Bounding-box annotations:

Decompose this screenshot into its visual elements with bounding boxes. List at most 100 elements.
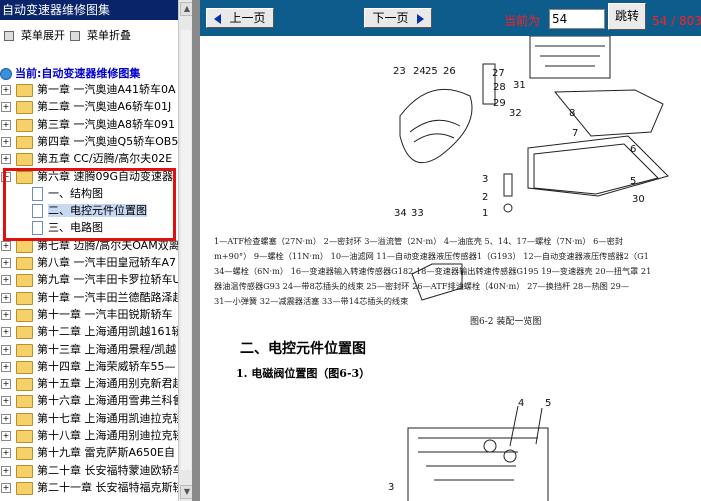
document-page: 23 24 25 26 27 28 29 31 32 8 7 6 5 3 2 1…	[200, 36, 701, 501]
chapter-item[interactable]: + 第九章 一汽丰田卡罗拉轿车U	[1, 271, 178, 288]
callout: 4	[518, 398, 525, 409]
sidebar-title: 自动变速器维修图集	[0, 0, 178, 20]
collapse-icon	[70, 31, 80, 41]
chapter-label: 第三章 一汽奥迪A8轿车091	[37, 118, 176, 131]
scroll-track[interactable]	[181, 30, 191, 470]
folder-icon	[16, 343, 33, 357]
frame-divider[interactable]	[192, 0, 200, 501]
oil-pan-part	[527, 135, 669, 197]
folder-icon	[16, 256, 33, 270]
chapter-label: 第十三章 上海通用景程/凯越	[37, 343, 177, 356]
expand-node-icon[interactable]: +	[1, 102, 11, 112]
expand-node-icon[interactable]: +	[1, 431, 11, 441]
callout: 30	[632, 194, 645, 205]
chapter-item[interactable]: + 第二十一章 长安福特福克斯轿	[1, 479, 178, 496]
chapter-label: 第一章 一汽奥迪A41轿车0A	[37, 83, 176, 96]
expand-node-icon[interactable]: +	[1, 85, 11, 95]
solenoid-a	[483, 439, 497, 453]
expand-node-icon[interactable]: +	[1, 362, 11, 372]
chapter-label: 第十九章 雷克萨斯A650E自	[37, 446, 175, 459]
chapter-label: 第二十章 长安福特蒙迪欧轿车	[37, 464, 178, 477]
callout-leaders	[509, 405, 543, 447]
valve-body-part	[529, 36, 611, 79]
expand-node-icon[interactable]: +	[1, 154, 11, 164]
expand-node-icon[interactable]: +	[1, 327, 11, 337]
folder-icon	[16, 273, 33, 287]
current-location-icon	[0, 68, 12, 80]
expand-node-icon[interactable]: +	[1, 293, 11, 303]
chapter-item[interactable]: + 第二章 一汽奥迪A6轿车01J	[1, 98, 171, 115]
wire-harness-part	[399, 88, 473, 164]
chapter-label: 第十一章 一汽丰田锐斯轿车	[37, 308, 173, 321]
expand-node-icon[interactable]: +	[1, 396, 11, 406]
chapter-label: 第十五章 上海通用别克新君越	[37, 377, 178, 390]
chapter-item[interactable]: + 第十六章 上海通用雪弗兰科鲁	[1, 392, 178, 409]
expand-node-icon[interactable]: +	[1, 258, 11, 268]
seal-ring-part	[503, 203, 513, 213]
callout: 32	[509, 108, 522, 119]
expand-node-icon[interactable]: +	[1, 345, 11, 355]
chapter-item[interactable]: + 第十四章 上海荣威轿车55—	[1, 358, 176, 375]
collapse-menu-button[interactable]: 菜单折叠	[70, 27, 131, 43]
expand-node-icon[interactable]: +	[1, 448, 11, 458]
folder-icon	[16, 446, 33, 460]
chapter-item[interactable]: + 第三章 一汽奥迪A8轿车091	[1, 116, 175, 133]
oil-pan-inner	[533, 143, 659, 195]
figure-caption: 图6-2 装配一览图	[470, 317, 542, 327]
folder-icon	[16, 394, 33, 408]
expand-node-icon[interactable]: +	[1, 414, 11, 424]
folder-icon	[16, 412, 33, 426]
callout: 24	[413, 66, 426, 77]
overflow-tube-part	[503, 173, 513, 197]
chapter-item[interactable]: + 第十三章 上海通用景程/凯越	[1, 341, 176, 358]
chapter-item[interactable]: + 第五章 CC/迈腾/高尔夫02E	[1, 150, 172, 167]
next-page-button[interactable]: 下一页	[364, 8, 432, 28]
chapter-label: 第四章 一汽奥迪Q5轿车OB5	[37, 135, 178, 148]
page-toolbar: 上一页 下一页 当前为 跳转 54 / 803	[200, 0, 701, 36]
expand-node-icon[interactable]: +	[1, 275, 11, 285]
chapter-item[interactable]: + 第十五章 上海通用别克新君越	[1, 375, 178, 392]
page-number-input[interactable]	[549, 9, 605, 29]
chapter-item[interactable]: + 第十二章 上海通用凯越161轿	[1, 323, 178, 340]
chapter-item[interactable]: + 第二十章 长安福特蒙迪欧轿车	[1, 462, 178, 479]
folder-icon	[16, 152, 33, 166]
chapter-label: 第十四章 上海荣威轿车55—	[37, 360, 176, 373]
chapter-item[interactable]: + 第八章 一汽丰田皇冠轿车A7	[1, 254, 176, 271]
callout: 28	[493, 82, 506, 93]
chapter-label: 第十八章 上海通用别迪拉克轿	[37, 429, 178, 442]
next-arrow-icon	[416, 13, 424, 24]
callout: 34	[394, 208, 407, 219]
chapter-item[interactable]: + 第十章 一汽丰田兰德酷路泽越	[1, 289, 178, 306]
current-location[interactable]: 当前:自动变速器维修图集	[0, 65, 140, 81]
expand-node-icon[interactable]: +	[1, 483, 11, 493]
chapter-item[interactable]: + 第十九章 雷克萨斯A650E自	[1, 444, 175, 461]
chapter-item[interactable]: + 第十一章 一汽丰田锐斯轿车	[1, 306, 173, 323]
expand-node-icon[interactable]: +	[1, 310, 11, 320]
chapter-item[interactable]: + 第四章 一汽奥迪Q5轿车OB5	[1, 133, 178, 150]
prev-page-button[interactable]: 上一页	[206, 8, 274, 28]
goto-button[interactable]: 跳转	[608, 3, 646, 30]
prev-arrow-icon	[214, 13, 222, 24]
callout: 23	[393, 66, 406, 77]
expand-node-icon[interactable]: +	[1, 466, 11, 476]
expand-node-icon[interactable]: +	[1, 137, 11, 147]
chapter-item[interactable]: + 第一章 一汽奥迪A41轿车0A	[1, 81, 176, 98]
folder-icon	[16, 464, 33, 478]
expand-node-icon[interactable]: +	[1, 241, 11, 251]
chapter-item[interactable]: + 第十七章 上海通用凯迪拉克轿	[1, 410, 178, 427]
section-heading: 二、电控元件位置图	[240, 341, 366, 357]
callout: 3	[482, 174, 489, 185]
expand-node-icon[interactable]: +	[1, 379, 11, 389]
expand-menu-button[interactable]: 菜单展开	[4, 27, 65, 43]
valve-body-detail	[535, 45, 605, 67]
chapter-item[interactable]: + 第十八章 上海通用别迪拉克轿	[1, 427, 178, 444]
chapter-label: 第十七章 上海通用凯迪拉克轿	[37, 412, 178, 425]
folder-icon	[16, 291, 33, 305]
harness-detail	[409, 119, 461, 143]
folder-icon	[16, 83, 33, 97]
folder-icon	[16, 135, 33, 149]
legend-line: 器油温传感器G93 24—带8芯插头的线束 25—密封环 26—ATF排油螺栓（…	[214, 281, 630, 291]
expand-node-icon[interactable]: +	[1, 120, 11, 130]
chapter-label: 第五章 CC/迈腾/高尔夫02E	[37, 152, 173, 165]
sidebar-scrollbar[interactable]: ▲ ▼	[178, 0, 194, 501]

Your objective: Rewrite every line of the entries above as a numbered list, omitting blank lines and the picture.

Written answer:
1. Decompose this screenshot into its visual elements with bounding boxes. List at most 100 elements.
2. document-page: 23 24 25 26 27 28 29 31 32 8 7 6 5 3 2 1…	[200, 36, 701, 501]
3. chapter-item[interactable]: + 第九章 一汽丰田卡罗拉轿车U	[1, 271, 178, 288]
4. callout: 4	[518, 398, 525, 409]
5. sidebar-title: 自动变速器维修图集	[0, 0, 178, 20]
6. collapse-icon	[70, 31, 80, 41]
7. chapter-label: 第三章 一汽奥迪A8轿车091	[37, 118, 176, 131]
8. scroll-track[interactable]	[181, 30, 191, 470]
9. folder-icon	[16, 343, 33, 357]
10. frame-divider[interactable]	[192, 0, 200, 501]
11. oil-pan-part	[527, 135, 669, 197]
12. folder-icon	[16, 256, 33, 270]
13. chapter-label: 第十三章 上海通用景程/凯越	[37, 343, 177, 356]
14. expand-node-icon[interactable]: +	[1, 102, 11, 112]
15. expand-node-icon[interactable]: +	[1, 431, 11, 441]
16. callout: 30	[632, 194, 645, 205]
17. chapter-item[interactable]: + 第二十一章 长安福特福克斯轿	[1, 479, 178, 496]
18. chapter-label: 第一章 一汽奥迪A41轿车0A	[37, 83, 176, 96]
19. expand-node-icon[interactable]: +	[1, 85, 11, 95]
20. solenoid-a	[483, 439, 497, 453]
21. expand-node-icon[interactable]: +	[1, 362, 11, 372]
22. chapter-label: 第十九章 雷克萨斯A650E自	[37, 446, 175, 459]
23. chapter-label: 第二十章 长安福特蒙迪欧轿车	[37, 464, 178, 477]
24. callout-leaders	[509, 405, 543, 447]
25. valve-body-part	[529, 36, 611, 79]
26. expand-node-icon[interactable]: +	[1, 154, 11, 164]
27. expand-node-icon[interactable]: +	[1, 327, 11, 337]
28. folder-icon	[16, 273, 33, 287]
29. current-location-icon	[0, 68, 12, 80]
30. expand-node-icon[interactable]: +	[1, 293, 11, 303]
31. chapter-item[interactable]: + 第二章 一汽奥迪A6轿车01J	[1, 98, 171, 115]
32. wire-harness-part	[399, 88, 473, 164]
33. chapter-label: 第十一章 一汽丰田锐斯轿车	[37, 308, 173, 321]
34. expand-node-icon[interactable]: +	[1, 396, 11, 406]
35. chapter-label: 第十五章 上海通用别克新君越	[37, 377, 178, 390]
36. chapter-item[interactable]: + 第十六章 上海通用雪弗兰科鲁	[1, 392, 178, 409]
37. expand-node-icon[interactable]: +	[1, 258, 11, 268]
38. seal-ring-part	[503, 203, 513, 213]
39. callout: 32	[509, 108, 522, 119]
40. expand-node-icon[interactable]: +	[1, 345, 11, 355]
41. chapter-item[interactable]: + 第十四章 上海荣威轿车55—	[1, 358, 176, 375]
42. collapse-menu-button[interactable]: 菜单折叠	[70, 27, 131, 43]
43. expand-node-icon[interactable]: +	[1, 448, 11, 458]
44. folder-icon	[16, 446, 33, 460]
45. chapter-item[interactable]: + 第三章 一汽奥迪A8轿车091	[1, 116, 175, 133]
46. oil-pan-inner	[533, 143, 659, 195]
47. figure-caption: 图6-2 装配一览图	[470, 317, 542, 327]
48. folder-icon	[16, 394, 33, 408]
49. expand-node-icon[interactable]: +	[1, 414, 11, 424]
50. folder-icon	[16, 412, 33, 426]
51. callout: 24	[413, 66, 426, 77]
52. overflow-tube-part	[503, 173, 513, 197]
53. chapter-item[interactable]: + 第十三章 上海通用景程/凯越	[1, 341, 176, 358]
54. chapter-item[interactable]: + 第五章 CC/迈腾/高尔夫02E	[1, 150, 172, 167]
55. next-page-button[interactable]: 下一页	[364, 8, 432, 28]
56. chapter-label: 第四章 一汽奥迪Q5轿车OB5	[37, 135, 178, 148]
57. page-toolbar: 上一页 下一页 当前为 跳转 54 / 803	[200, 0, 701, 36]
58. expand-node-icon[interactable]: +	[1, 275, 11, 285]
59. chapter-item[interactable]: + 第十五章 上海通用别克新君越	[1, 375, 178, 392]
60. page-number-input[interactable]	[549, 9, 605, 29]
61. chapter-item[interactable]: + 第十二章 上海通用凯越161轿	[1, 323, 178, 340]
62. chapter-item[interactable]: + 第二十章 长安福特蒙迪欧轿车	[1, 462, 178, 479]
63. folder-icon	[16, 152, 33, 166]
64. chapter-label: 第十四章 上海荣威轿车55—	[37, 360, 176, 373]
65. chapter-item[interactable]: + 第八章 一汽丰田皇冠轿车A7	[1, 254, 176, 271]
66. callout: 28	[493, 82, 506, 93]
67. chapter-label: 第十八章 上海通用别迪拉克轿	[37, 429, 178, 442]
68. next-arrow-icon	[416, 13, 424, 24]
69. callout: 34	[394, 208, 407, 219]
70. chapter-item[interactable]: + 第十章 一汽丰田兰德酷路泽越	[1, 289, 178, 306]
71. current-location[interactable]: 当前:自动变速器维修图集	[0, 65, 140, 81]
72. expand-node-icon[interactable]: +	[1, 483, 11, 493]
73. chapter-item[interactable]: + 第十九章 雷克萨斯A650E自	[1, 444, 175, 461]
74. chapter-item[interactable]: + 第十一章 一汽丰田锐斯轿车	[1, 306, 173, 323]
75. expand-node-icon[interactable]: +	[1, 310, 11, 320]
76. chapter-item[interactable]: + 第四章 一汽奥迪Q5轿车OB5	[1, 133, 178, 150]
77. prev-page-button[interactable]: 上一页	[206, 8, 274, 28]
78. goto-button[interactable]: 跳转	[608, 3, 646, 30]
79. prev-arrow-icon	[214, 13, 222, 24]
80. callout: 23	[393, 66, 406, 77]
81. expand-node-icon[interactable]: +	[1, 466, 11, 476]
82. expand-node-icon[interactable]: +	[1, 137, 11, 147]
83. chapter-item[interactable]: + 第一章 一汽奥迪A41轿车0A	[1, 81, 176, 98]
84. folder-icon	[16, 464, 33, 478]
85. expand-node-icon[interactable]: +	[1, 241, 11, 251]
86. chapter-item[interactable]: + 第十七章 上海通用凯迪拉克轿	[1, 410, 178, 427]
87. section-heading: 二、电控元件位置图	[240, 341, 366, 357]
88. callout: 3	[482, 174, 489, 185]
89. expand-node-icon[interactable]: +	[1, 379, 11, 389]
90. expand-menu-button[interactable]: 菜单展开	[4, 27, 65, 43]
91. valve-body-detail	[535, 45, 605, 67]
92. chapter-item[interactable]: + 第十八章 上海通用别迪拉克轿	[1, 427, 178, 444]
93. chapter-label: 第十七章 上海通用凯迪拉克轿	[37, 412, 178, 425]
94. folder-icon	[16, 291, 33, 305]
95. harness-detail	[409, 119, 461, 143]
96. folder-icon	[16, 83, 33, 97]
97. folder-icon	[16, 135, 33, 149]
98. legend-line: 器油温传感器G93 24—带8芯插头的线束 25—密封环 26—ATF排油螺栓（…	[214, 281, 630, 291]
99. expand-node-icon[interactable]: +	[1, 120, 11, 130]
100. chapter-label: 第五章 CC/迈腾/高尔夫02E	[37, 152, 173, 165]
101. sidebar-scrollbar[interactable]: ▲ ▼	[178, 0, 194, 501]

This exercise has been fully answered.